■ RECORDS FOR THE TASK ■
—————

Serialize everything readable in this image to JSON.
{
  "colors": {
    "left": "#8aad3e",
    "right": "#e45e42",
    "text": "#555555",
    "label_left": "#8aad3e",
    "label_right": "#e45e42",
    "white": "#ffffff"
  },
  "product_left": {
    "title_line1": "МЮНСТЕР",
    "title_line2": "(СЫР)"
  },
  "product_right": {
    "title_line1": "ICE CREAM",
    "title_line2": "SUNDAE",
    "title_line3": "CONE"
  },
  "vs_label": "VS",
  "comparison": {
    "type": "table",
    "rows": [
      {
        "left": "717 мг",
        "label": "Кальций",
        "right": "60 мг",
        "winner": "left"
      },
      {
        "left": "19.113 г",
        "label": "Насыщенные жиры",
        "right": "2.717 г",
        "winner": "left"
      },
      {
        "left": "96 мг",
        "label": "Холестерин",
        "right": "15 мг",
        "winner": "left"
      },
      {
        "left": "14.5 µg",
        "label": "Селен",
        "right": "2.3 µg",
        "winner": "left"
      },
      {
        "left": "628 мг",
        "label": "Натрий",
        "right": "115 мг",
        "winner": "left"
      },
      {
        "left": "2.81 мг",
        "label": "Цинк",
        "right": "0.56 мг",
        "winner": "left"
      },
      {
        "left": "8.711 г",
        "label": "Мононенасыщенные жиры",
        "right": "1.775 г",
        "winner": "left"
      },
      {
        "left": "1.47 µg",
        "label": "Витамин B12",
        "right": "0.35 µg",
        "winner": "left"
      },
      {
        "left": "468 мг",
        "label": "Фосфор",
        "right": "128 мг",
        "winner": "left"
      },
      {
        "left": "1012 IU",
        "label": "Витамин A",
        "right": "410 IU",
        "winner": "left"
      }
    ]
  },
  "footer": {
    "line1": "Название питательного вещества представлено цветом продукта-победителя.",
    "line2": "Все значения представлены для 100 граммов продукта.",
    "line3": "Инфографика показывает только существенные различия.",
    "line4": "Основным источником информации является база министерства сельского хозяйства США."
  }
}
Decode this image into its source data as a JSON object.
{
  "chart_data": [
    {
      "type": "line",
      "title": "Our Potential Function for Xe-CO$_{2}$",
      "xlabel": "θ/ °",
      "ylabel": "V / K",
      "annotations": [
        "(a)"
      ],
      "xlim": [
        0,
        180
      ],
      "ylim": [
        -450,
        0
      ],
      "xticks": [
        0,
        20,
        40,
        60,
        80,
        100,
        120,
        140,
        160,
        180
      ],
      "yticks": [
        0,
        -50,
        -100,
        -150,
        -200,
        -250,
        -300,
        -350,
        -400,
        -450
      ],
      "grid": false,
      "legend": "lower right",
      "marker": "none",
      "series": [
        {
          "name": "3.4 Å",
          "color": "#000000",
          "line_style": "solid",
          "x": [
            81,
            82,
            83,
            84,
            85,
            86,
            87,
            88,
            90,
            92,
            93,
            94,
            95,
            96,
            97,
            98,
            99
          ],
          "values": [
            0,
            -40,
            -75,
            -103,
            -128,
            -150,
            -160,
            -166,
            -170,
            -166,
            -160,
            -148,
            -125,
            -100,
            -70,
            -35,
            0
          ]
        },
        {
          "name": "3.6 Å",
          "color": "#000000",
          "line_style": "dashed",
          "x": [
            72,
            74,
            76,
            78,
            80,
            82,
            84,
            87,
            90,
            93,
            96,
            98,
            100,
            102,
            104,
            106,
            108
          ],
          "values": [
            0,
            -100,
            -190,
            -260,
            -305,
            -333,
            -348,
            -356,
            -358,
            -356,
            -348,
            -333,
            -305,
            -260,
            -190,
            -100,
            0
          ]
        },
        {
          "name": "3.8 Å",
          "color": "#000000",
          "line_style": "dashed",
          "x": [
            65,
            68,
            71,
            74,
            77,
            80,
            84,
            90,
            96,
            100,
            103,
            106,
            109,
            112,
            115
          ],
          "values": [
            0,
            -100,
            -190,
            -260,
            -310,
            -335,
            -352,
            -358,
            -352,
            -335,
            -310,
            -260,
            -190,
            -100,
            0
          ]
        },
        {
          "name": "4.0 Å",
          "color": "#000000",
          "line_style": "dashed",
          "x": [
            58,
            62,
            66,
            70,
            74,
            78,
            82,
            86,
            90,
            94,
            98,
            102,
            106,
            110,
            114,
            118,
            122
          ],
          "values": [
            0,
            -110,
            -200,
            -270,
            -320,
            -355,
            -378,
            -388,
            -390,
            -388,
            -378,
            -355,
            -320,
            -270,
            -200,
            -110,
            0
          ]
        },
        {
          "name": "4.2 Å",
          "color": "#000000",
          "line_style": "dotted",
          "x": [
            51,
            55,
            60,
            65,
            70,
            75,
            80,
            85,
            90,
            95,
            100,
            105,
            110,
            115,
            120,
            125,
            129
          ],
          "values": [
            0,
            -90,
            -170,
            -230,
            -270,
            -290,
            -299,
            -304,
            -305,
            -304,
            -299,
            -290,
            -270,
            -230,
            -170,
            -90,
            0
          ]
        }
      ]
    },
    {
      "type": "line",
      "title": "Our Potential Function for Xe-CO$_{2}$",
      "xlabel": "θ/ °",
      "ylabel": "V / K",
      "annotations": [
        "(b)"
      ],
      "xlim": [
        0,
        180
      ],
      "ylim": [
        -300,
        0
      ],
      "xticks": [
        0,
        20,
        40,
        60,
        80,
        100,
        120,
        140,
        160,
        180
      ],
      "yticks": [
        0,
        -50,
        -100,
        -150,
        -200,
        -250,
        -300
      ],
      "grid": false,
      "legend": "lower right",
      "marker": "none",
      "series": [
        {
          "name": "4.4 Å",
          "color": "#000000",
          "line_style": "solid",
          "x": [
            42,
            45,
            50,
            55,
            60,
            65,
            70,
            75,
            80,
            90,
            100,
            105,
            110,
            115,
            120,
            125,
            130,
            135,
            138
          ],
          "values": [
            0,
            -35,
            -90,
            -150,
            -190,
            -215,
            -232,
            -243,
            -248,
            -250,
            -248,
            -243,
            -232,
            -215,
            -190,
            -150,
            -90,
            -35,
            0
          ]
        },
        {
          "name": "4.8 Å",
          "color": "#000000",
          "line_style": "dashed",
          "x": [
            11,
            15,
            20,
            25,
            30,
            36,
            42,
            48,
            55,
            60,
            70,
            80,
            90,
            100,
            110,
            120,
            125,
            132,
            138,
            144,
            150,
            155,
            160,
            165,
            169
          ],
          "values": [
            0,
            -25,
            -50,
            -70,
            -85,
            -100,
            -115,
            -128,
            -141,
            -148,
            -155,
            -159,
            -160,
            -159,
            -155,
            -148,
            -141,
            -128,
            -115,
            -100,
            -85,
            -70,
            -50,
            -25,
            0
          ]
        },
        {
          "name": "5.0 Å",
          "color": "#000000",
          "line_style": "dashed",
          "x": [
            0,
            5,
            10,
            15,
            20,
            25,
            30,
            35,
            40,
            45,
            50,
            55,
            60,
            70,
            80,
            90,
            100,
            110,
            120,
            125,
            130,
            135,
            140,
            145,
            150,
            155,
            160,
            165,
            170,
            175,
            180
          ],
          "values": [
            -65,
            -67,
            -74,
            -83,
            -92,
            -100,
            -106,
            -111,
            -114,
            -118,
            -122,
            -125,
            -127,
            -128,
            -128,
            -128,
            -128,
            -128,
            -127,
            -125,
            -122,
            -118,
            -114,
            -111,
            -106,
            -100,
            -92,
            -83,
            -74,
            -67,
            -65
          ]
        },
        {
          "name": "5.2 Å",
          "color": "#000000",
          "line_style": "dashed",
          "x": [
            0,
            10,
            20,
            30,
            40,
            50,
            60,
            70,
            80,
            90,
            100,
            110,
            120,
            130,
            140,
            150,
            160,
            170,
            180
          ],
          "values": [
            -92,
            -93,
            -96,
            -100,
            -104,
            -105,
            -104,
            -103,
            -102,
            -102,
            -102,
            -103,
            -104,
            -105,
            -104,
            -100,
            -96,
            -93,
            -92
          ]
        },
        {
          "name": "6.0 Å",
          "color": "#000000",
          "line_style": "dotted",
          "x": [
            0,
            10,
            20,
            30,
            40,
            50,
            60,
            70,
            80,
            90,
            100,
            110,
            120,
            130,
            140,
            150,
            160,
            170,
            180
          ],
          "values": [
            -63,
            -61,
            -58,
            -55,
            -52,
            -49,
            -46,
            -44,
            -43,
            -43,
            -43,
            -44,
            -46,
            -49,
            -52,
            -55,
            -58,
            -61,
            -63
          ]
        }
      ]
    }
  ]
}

—————

■ THE EXERCISE ■
How many lines in the data contain the string "this"? Respond with the number only.

■ TASK ANSWER ■
2